::: Task data
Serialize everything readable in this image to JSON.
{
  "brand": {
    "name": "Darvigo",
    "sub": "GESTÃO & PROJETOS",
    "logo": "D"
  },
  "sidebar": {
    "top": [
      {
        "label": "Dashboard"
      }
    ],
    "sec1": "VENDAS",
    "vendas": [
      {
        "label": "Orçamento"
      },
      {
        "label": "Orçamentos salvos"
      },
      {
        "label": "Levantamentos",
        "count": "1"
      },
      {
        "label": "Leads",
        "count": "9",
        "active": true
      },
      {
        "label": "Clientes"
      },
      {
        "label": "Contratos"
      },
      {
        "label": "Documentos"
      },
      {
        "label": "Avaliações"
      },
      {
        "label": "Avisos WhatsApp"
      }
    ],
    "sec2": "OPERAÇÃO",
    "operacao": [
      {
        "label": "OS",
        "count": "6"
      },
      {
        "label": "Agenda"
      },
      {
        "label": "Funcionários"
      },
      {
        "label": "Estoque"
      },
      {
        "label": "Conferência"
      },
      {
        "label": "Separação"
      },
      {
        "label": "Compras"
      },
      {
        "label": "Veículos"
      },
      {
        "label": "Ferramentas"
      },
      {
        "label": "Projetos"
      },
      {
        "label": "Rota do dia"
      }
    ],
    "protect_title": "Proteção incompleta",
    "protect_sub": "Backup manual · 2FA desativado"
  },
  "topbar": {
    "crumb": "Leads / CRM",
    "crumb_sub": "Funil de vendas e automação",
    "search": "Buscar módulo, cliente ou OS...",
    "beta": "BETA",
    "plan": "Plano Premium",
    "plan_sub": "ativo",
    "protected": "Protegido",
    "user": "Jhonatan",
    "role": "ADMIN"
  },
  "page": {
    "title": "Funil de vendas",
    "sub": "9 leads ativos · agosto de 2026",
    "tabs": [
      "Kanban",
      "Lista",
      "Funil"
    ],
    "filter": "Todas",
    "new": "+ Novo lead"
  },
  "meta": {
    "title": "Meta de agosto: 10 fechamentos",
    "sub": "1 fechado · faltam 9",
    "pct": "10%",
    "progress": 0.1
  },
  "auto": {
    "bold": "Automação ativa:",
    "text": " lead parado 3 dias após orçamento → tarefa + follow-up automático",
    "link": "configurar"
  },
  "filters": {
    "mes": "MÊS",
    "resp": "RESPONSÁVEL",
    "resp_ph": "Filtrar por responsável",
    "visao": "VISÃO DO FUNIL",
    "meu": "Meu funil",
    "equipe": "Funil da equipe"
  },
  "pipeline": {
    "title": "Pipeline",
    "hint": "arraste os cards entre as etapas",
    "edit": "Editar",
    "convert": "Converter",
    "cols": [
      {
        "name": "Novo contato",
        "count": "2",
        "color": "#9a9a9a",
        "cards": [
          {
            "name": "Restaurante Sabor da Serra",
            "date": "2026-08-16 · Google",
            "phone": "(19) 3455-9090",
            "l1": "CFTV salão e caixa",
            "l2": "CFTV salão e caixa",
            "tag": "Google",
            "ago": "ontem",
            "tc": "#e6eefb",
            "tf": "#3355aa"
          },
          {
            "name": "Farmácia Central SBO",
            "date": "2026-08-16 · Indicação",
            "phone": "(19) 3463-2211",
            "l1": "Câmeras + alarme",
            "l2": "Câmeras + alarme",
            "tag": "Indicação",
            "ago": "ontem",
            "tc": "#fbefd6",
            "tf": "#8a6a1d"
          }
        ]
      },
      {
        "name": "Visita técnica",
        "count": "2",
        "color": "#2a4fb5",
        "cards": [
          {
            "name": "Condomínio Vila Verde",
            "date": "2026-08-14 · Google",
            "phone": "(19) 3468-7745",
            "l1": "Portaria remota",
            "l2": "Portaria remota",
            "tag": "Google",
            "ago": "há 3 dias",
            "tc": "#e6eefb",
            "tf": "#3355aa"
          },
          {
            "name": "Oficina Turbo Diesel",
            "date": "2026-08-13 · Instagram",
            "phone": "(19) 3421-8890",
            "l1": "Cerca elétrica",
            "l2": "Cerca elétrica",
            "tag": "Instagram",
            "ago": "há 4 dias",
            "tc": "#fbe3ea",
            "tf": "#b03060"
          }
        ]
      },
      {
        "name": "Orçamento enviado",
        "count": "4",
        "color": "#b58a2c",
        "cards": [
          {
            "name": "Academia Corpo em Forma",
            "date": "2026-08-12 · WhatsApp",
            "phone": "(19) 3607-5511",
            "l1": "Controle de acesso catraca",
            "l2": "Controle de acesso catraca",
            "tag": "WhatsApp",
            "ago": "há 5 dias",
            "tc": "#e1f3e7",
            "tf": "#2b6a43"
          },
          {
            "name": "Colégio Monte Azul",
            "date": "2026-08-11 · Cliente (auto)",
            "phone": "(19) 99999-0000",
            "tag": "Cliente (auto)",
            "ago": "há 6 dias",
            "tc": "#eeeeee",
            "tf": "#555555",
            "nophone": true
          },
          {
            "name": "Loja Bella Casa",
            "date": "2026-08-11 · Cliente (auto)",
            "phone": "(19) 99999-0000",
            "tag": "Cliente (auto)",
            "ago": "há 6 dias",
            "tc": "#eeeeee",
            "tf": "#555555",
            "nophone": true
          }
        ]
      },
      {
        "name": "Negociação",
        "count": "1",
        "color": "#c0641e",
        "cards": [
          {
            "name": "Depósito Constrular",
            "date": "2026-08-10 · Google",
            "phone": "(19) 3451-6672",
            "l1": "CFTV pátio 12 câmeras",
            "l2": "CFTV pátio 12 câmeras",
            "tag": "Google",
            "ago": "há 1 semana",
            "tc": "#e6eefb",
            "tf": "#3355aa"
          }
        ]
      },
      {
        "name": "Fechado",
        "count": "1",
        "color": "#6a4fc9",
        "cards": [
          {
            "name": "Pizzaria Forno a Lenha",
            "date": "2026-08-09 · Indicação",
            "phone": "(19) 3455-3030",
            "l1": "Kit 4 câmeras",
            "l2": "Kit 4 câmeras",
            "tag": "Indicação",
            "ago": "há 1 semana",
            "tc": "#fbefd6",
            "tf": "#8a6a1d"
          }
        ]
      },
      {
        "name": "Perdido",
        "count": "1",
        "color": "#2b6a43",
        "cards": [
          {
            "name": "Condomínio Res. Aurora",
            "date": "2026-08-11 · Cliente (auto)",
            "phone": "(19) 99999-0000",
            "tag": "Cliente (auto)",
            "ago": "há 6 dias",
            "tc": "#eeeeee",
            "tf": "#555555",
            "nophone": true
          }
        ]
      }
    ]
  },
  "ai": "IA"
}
::::::
◆ **Task statement**:
Above are some records. Report the number of their lines that include "alarme", and add nothing else.

◆ **Solved exercise**:
2